EXERCISE TASK - Extract all lines that hold the string "åtta".

RECORD LIST -

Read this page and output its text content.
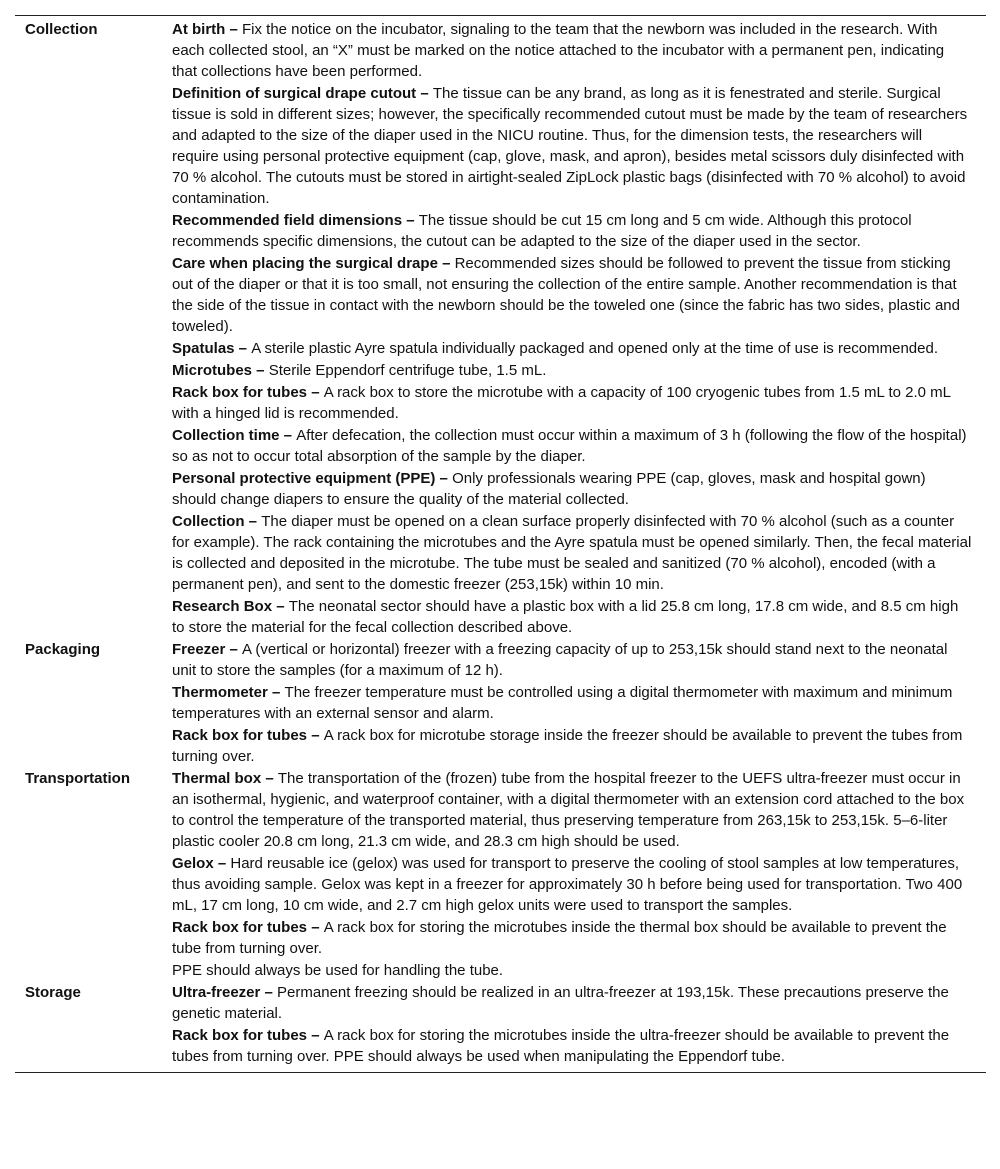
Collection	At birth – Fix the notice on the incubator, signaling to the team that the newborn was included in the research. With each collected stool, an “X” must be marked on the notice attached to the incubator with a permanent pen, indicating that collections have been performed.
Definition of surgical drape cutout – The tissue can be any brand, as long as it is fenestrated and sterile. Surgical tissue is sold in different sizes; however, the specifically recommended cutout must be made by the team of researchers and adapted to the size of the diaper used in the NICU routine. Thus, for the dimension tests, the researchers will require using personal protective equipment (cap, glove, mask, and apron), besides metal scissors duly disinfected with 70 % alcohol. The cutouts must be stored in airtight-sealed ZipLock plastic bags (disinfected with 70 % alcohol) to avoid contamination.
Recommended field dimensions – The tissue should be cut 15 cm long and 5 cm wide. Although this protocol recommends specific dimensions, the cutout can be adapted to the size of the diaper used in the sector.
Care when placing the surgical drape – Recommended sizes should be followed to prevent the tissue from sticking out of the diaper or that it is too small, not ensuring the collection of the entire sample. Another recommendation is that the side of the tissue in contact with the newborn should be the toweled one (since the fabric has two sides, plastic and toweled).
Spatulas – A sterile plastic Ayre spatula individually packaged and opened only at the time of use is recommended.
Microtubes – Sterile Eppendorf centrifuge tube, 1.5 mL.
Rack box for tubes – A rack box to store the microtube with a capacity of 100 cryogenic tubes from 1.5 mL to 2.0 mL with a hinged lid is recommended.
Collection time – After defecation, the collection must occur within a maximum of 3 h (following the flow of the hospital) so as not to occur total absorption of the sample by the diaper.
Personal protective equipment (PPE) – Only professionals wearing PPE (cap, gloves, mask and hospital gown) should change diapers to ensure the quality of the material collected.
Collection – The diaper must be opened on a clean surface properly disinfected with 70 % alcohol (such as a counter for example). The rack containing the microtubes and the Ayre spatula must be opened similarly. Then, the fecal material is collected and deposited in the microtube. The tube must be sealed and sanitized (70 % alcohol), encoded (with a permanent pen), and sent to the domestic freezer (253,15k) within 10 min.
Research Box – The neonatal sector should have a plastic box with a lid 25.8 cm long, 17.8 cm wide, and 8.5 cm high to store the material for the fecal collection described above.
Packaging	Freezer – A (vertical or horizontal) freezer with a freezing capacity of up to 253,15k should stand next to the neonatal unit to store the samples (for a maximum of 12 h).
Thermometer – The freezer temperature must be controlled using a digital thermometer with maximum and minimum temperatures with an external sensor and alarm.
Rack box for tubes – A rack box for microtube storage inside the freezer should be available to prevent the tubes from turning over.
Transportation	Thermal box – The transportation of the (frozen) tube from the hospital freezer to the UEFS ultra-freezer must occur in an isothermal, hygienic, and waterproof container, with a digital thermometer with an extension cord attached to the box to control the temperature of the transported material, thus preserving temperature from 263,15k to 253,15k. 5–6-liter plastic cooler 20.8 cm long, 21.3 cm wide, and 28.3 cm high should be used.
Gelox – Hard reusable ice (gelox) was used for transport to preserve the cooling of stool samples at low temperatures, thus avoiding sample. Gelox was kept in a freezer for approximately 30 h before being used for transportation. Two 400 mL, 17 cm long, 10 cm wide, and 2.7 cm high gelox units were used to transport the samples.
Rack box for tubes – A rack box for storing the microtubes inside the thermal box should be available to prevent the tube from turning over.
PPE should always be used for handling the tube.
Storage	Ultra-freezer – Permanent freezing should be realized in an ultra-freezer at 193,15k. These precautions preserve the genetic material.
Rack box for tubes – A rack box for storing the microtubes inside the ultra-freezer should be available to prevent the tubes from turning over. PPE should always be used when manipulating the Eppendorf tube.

* * *

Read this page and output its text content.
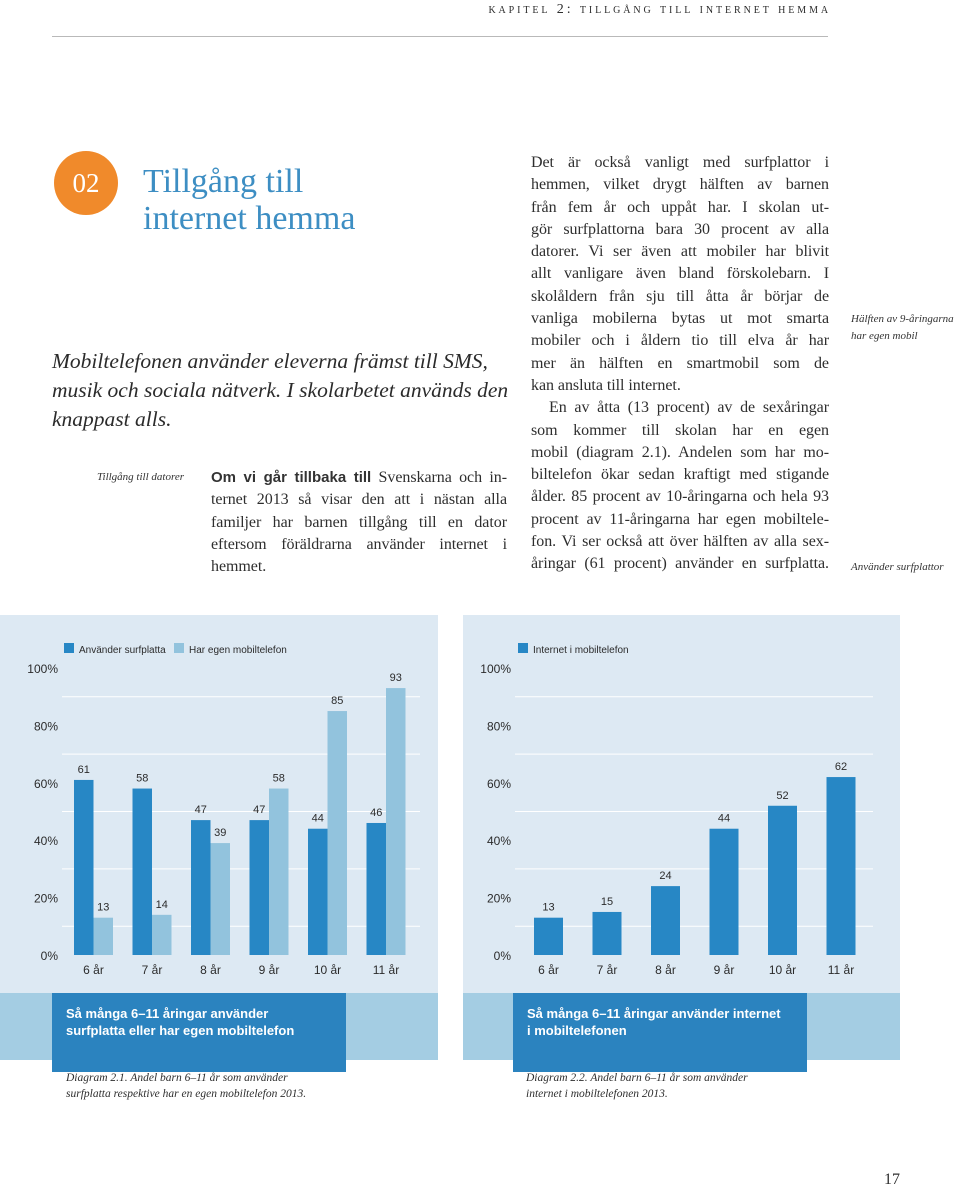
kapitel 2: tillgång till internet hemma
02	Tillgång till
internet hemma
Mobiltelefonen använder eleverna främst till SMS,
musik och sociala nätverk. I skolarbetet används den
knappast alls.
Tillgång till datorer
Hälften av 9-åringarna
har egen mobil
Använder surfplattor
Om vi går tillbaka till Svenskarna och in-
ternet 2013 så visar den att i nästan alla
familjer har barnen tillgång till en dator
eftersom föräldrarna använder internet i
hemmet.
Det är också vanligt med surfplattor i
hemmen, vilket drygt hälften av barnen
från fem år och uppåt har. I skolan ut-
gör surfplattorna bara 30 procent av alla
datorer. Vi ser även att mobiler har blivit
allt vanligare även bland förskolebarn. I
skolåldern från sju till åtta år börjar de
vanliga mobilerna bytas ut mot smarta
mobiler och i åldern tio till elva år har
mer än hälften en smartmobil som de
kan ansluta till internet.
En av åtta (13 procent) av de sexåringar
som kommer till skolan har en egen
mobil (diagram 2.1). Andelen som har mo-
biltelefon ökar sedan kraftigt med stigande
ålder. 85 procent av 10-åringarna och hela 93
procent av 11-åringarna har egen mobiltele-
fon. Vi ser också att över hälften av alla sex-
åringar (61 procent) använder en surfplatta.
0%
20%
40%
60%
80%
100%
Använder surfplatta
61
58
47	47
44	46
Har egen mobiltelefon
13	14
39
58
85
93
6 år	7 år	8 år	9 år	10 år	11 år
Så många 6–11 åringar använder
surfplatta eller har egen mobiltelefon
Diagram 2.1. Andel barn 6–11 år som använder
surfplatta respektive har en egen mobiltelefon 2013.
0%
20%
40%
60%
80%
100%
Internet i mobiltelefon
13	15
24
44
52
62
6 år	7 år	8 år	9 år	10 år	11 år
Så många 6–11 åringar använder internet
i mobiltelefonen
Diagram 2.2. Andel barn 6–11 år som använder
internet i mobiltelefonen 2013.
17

* * *

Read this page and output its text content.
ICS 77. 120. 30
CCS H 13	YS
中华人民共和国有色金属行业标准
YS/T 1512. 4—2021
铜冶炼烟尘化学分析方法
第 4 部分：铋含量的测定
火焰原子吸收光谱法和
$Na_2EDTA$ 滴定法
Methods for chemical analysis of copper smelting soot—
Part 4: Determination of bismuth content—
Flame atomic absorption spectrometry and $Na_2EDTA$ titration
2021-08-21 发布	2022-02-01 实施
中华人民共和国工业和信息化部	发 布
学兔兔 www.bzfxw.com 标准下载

ANSWER TO THE EXERCISE -
skolåldern från sju till åtta år börjar de
En av åtta (13 procent) av de sexåringar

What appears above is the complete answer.